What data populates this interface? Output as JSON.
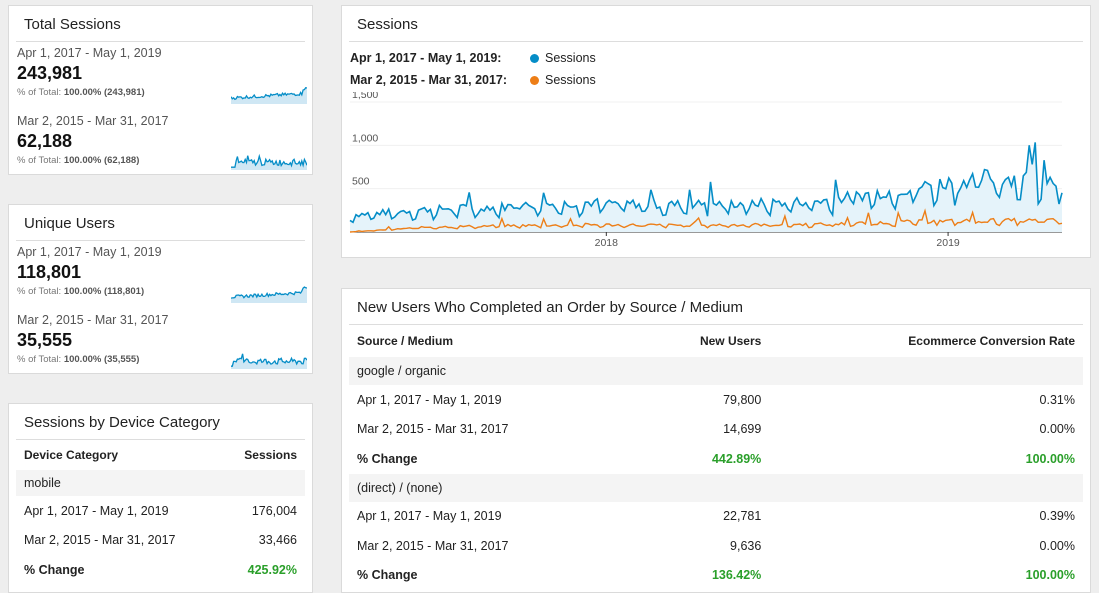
{
  "total_sessions": {
    "title": "Total Sessions",
    "primary": {
      "range": "Apr 1, 2017 - May 1, 2019",
      "value": "243,981",
      "pct_prefix": "% of Total:",
      "pct_value": "100.00% (243,981)"
    },
    "compare": {
      "range": "Mar 2, 2015 - Mar 31, 2017",
      "value": "62,188",
      "pct_prefix": "% of Total:",
      "pct_value": "100.00% (62,188)"
    }
  },
  "unique_users": {
    "title": "Unique Users",
    "primary": {
      "range": "Apr 1, 2017 - May 1, 2019",
      "value": "118,801",
      "pct_prefix": "% of Total:",
      "pct_value": "100.00% (118,801)"
    },
    "compare": {
      "range": "Mar 2, 2015 - Mar 31, 2017",
      "value": "35,555",
      "pct_prefix": "% of Total:",
      "pct_value": "100.00% (35,555)"
    }
  },
  "device": {
    "title": "Sessions by Device Category",
    "headers": [
      "Device Category",
      "Sessions"
    ],
    "group": "mobile",
    "rows": [
      {
        "label": "Apr 1, 2017 - May 1, 2019",
        "value": "176,004"
      },
      {
        "label": "Mar 2, 2015 - Mar 31, 2017",
        "value": "33,466"
      },
      {
        "label": "% Change",
        "value": "425.92%"
      }
    ]
  },
  "sessions_chart": {
    "title": "Sessions",
    "legend": [
      {
        "range": "Apr 1, 2017 - May 1, 2019:",
        "series": "Sessions",
        "color": "#058dc7"
      },
      {
        "range": "Mar 2, 2015 - Mar 31, 2017:",
        "series": "Sessions",
        "color": "#ed7e17"
      }
    ]
  },
  "chart_data": {
    "type": "line",
    "title": "Sessions",
    "y_ticks": [
      "1,500",
      "1,000",
      "500"
    ],
    "x_ticks": [
      "2018",
      "2019"
    ],
    "ylim": [
      0,
      1500
    ],
    "x_range": [
      "2017-04-01",
      "2019-05-01"
    ],
    "series": [
      {
        "name": "Sessions",
        "color": "#058dc7",
        "range": "Apr 1, 2017 - May 1, 2019",
        "x": [
          "2017-04",
          "2017-07",
          "2017-10",
          "2018-01",
          "2018-04",
          "2018-07",
          "2018-10",
          "2019-01",
          "2019-04",
          "2019-05"
        ],
        "values": [
          180,
          240,
          270,
          310,
          290,
          300,
          330,
          450,
          580,
          550
        ]
      },
      {
        "name": "Sessions",
        "color": "#ed7e17",
        "range": "Mar 2, 2015 - Mar 31, 2017",
        "x": [
          "2017-04",
          "2017-07",
          "2017-10",
          "2018-01",
          "2018-04",
          "2018-07",
          "2018-10",
          "2019-01",
          "2019-04",
          "2019-05"
        ],
        "values": [
          0,
          55,
          70,
          80,
          75,
          80,
          85,
          110,
          125,
          125
        ]
      }
    ]
  },
  "source_table": {
    "title": "New Users Who Completed an Order by Source / Medium",
    "headers": [
      "Source / Medium",
      "New Users",
      "Ecommerce Conversion Rate"
    ],
    "groups": [
      {
        "name": "google / organic",
        "rows": [
          {
            "label": "Apr 1, 2017 - May 1, 2019",
            "new_users": "79,800",
            "rate": "0.31%"
          },
          {
            "label": "Mar 2, 2015 - Mar 31, 2017",
            "new_users": "14,699",
            "rate": "0.00%"
          },
          {
            "label": "% Change",
            "new_users": "442.89%",
            "rate": "100.00%"
          }
        ]
      },
      {
        "name": "(direct) / (none)",
        "rows": [
          {
            "label": "Apr 1, 2017 - May 1, 2019",
            "new_users": "22,781",
            "rate": "0.39%"
          },
          {
            "label": "Mar 2, 2015 - Mar 31, 2017",
            "new_users": "9,636",
            "rate": "0.00%"
          },
          {
            "label": "% Change",
            "new_users": "136.42%",
            "rate": "100.00%"
          }
        ]
      }
    ]
  }
}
= = = = =
◆ **WHAT TO WORK ON**: Transcribe every entry word for word, but omit the pictures.

◆ **ANSWER TO THE TASK**:
What data populates this interface? Output as JSON.
{
  "total_sessions": {
    "title": "Total Sessions",
    "primary": {
      "range": "Apr 1, 2017 - May 1, 2019",
      "value": "243,981",
      "pct_prefix": "% of Total:",
      "pct_value": "100.00% (243,981)"
    },
    "compare": {
      "range": "Mar 2, 2015 - Mar 31, 2017",
      "value": "62,188",
      "pct_prefix": "% of Total:",
      "pct_value": "100.00% (62,188)"
    }
  },
  "unique_users": {
    "title": "Unique Users",
    "primary": {
      "range": "Apr 1, 2017 - May 1, 2019",
      "value": "118,801",
      "pct_prefix": "% of Total:",
      "pct_value": "100.00% (118,801)"
    },
    "compare": {
      "range": "Mar 2, 2015 - Mar 31, 2017",
      "value": "35,555",
      "pct_prefix": "% of Total:",
      "pct_value": "100.00% (35,555)"
    }
  },
  "device": {
    "title": "Sessions by Device Category",
    "headers": [
      "Device Category",
      "Sessions"
    ],
    "group": "mobile",
    "rows": [
      {
        "label": "Apr 1, 2017 - May 1, 2019",
        "value": "176,004"
      },
      {
        "label": "Mar 2, 2015 - Mar 31, 2017",
        "value": "33,466"
      },
      {
        "label": "% Change",
        "value": "425.92%"
      }
    ]
  },
  "sessions_chart": {
    "title": "Sessions",
    "legend": [
      {
        "range": "Apr 1, 2017 - May 1, 2019:",
        "series": "Sessions",
        "color": "#058dc7"
      },
      {
        "range": "Mar 2, 2015 - Mar 31, 2017:",
        "series": "Sessions",
        "color": "#ed7e17"
      }
    ]
  },
  "chart_data": {
    "type": "line",
    "title": "Sessions",
    "y_ticks": [
      "1,500",
      "1,000",
      "500"
    ],
    "x_ticks": [
      "2018",
      "2019"
    ],
    "ylim": [
      0,
      1500
    ],
    "x_range": [
      "2017-04-01",
      "2019-05-01"
    ],
    "series": [
      {
        "name": "Sessions",
        "color": "#058dc7",
        "range": "Apr 1, 2017 - May 1, 2019",
        "x": [
          "2017-04",
          "2017-07",
          "2017-10",
          "2018-01",
          "2018-04",
          "2018-07",
          "2018-10",
          "2019-01",
          "2019-04",
          "2019-05"
        ],
        "values": [
          180,
          240,
          270,
          310,
          290,
          300,
          330,
          450,
          580,
          550
        ]
      },
      {
        "name": "Sessions",
        "color": "#ed7e17",
        "range": "Mar 2, 2015 - Mar 31, 2017",
        "x": [
          "2017-04",
          "2017-07",
          "2017-10",
          "2018-01",
          "2018-04",
          "2018-07",
          "2018-10",
          "2019-01",
          "2019-04",
          "2019-05"
        ],
        "values": [
          0,
          55,
          70,
          80,
          75,
          80,
          85,
          110,
          125,
          125
        ]
      }
    ]
  },
  "source_table": {
    "title": "New Users Who Completed an Order by Source / Medium",
    "headers": [
      "Source / Medium",
      "New Users",
      "Ecommerce Conversion Rate"
    ],
    "groups": [
      {
        "name": "google / organic",
        "rows": [
          {
            "label": "Apr 1, 2017 - May 1, 2019",
            "new_users": "79,800",
            "rate": "0.31%"
          },
          {
            "label": "Mar 2, 2015 - Mar 31, 2017",
            "new_users": "14,699",
            "rate": "0.00%"
          },
          {
            "label": "% Change",
            "new_users": "442.89%",
            "rate": "100.00%"
          }
        ]
      },
      {
        "name": "(direct) / (none)",
        "rows": [
          {
            "label": "Apr 1, 2017 - May 1, 2019",
            "new_users": "22,781",
            "rate": "0.39%"
          },
          {
            "label": "Mar 2, 2015 - Mar 31, 2017",
            "new_users": "9,636",
            "rate": "0.00%"
          },
          {
            "label": "% Change",
            "new_users": "136.42%",
            "rate": "100.00%"
          }
        ]
      }
    ]
  }
}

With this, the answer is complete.